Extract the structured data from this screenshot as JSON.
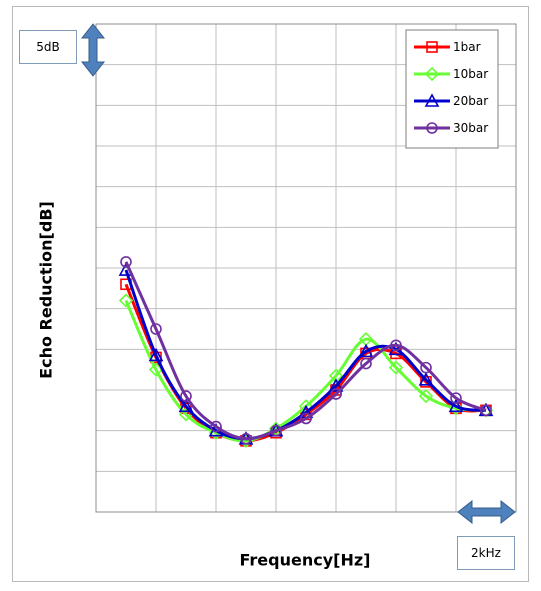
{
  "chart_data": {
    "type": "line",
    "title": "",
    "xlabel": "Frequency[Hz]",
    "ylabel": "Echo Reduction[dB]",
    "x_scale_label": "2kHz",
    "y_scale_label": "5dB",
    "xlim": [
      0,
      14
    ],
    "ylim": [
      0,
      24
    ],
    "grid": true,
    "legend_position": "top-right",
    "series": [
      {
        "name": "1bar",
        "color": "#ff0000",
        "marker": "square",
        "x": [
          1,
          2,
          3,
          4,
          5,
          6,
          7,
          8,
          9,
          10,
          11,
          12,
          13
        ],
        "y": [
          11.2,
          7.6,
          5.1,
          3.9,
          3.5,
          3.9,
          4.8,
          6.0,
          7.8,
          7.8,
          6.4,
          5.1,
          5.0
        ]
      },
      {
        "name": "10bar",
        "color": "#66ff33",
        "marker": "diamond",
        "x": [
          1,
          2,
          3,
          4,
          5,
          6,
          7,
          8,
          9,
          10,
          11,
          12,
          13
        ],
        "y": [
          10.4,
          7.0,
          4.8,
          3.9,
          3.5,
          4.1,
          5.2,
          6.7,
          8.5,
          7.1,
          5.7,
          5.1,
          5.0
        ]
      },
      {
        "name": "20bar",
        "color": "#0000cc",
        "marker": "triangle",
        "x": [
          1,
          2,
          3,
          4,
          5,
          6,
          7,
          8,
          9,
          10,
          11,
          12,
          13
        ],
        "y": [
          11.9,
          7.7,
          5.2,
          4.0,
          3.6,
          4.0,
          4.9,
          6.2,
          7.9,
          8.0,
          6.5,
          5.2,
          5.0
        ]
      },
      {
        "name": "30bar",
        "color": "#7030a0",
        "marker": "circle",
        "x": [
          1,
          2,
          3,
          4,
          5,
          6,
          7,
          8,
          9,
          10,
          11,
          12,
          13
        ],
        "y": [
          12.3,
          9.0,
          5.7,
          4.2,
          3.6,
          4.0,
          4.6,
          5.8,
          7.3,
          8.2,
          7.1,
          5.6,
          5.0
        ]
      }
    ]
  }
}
- - - - - - -
> **Exercise directions**: Return every line holding the word "name" from the records.

> **Response**:
        "name": "1bar",
        "name": "10bar",
        "name": "20bar",
        "name": "30bar",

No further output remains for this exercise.